_Job_
Read the entries below and pull out each line with the string "Страница".

(Records)
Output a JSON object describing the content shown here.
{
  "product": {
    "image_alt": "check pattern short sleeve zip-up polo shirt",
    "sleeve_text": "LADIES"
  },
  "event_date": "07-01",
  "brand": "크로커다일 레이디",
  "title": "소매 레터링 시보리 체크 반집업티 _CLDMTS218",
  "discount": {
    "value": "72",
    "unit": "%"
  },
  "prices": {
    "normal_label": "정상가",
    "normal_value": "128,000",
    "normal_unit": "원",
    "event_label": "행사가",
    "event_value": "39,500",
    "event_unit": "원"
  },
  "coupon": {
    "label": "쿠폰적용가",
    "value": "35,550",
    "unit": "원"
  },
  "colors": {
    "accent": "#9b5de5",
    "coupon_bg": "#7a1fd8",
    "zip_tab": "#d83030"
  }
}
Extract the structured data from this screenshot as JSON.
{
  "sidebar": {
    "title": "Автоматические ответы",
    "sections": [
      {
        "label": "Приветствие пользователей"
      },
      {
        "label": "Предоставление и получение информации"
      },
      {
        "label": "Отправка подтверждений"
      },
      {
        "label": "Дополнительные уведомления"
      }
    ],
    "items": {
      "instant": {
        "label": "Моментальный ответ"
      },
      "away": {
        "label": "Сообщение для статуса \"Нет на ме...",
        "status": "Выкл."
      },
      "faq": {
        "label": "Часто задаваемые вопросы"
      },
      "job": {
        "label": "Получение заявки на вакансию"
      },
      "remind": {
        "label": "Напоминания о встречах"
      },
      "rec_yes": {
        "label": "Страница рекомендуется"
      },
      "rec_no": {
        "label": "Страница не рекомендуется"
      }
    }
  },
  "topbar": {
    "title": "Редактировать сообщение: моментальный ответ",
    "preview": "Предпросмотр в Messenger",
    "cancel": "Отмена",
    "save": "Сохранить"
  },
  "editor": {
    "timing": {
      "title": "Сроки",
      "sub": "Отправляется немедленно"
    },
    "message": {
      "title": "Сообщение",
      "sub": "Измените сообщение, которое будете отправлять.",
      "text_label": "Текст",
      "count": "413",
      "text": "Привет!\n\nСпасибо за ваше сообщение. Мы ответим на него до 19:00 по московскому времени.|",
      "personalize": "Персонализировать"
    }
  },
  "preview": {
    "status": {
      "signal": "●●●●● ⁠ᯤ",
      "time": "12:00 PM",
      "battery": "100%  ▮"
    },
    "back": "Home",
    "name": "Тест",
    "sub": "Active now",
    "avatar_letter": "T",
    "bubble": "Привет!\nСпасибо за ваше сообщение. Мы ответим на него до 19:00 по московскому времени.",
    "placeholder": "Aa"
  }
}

_Solution for this exercise_
        "label": "Страница рекомендуется"
        "label": "Страница не рекомендуется"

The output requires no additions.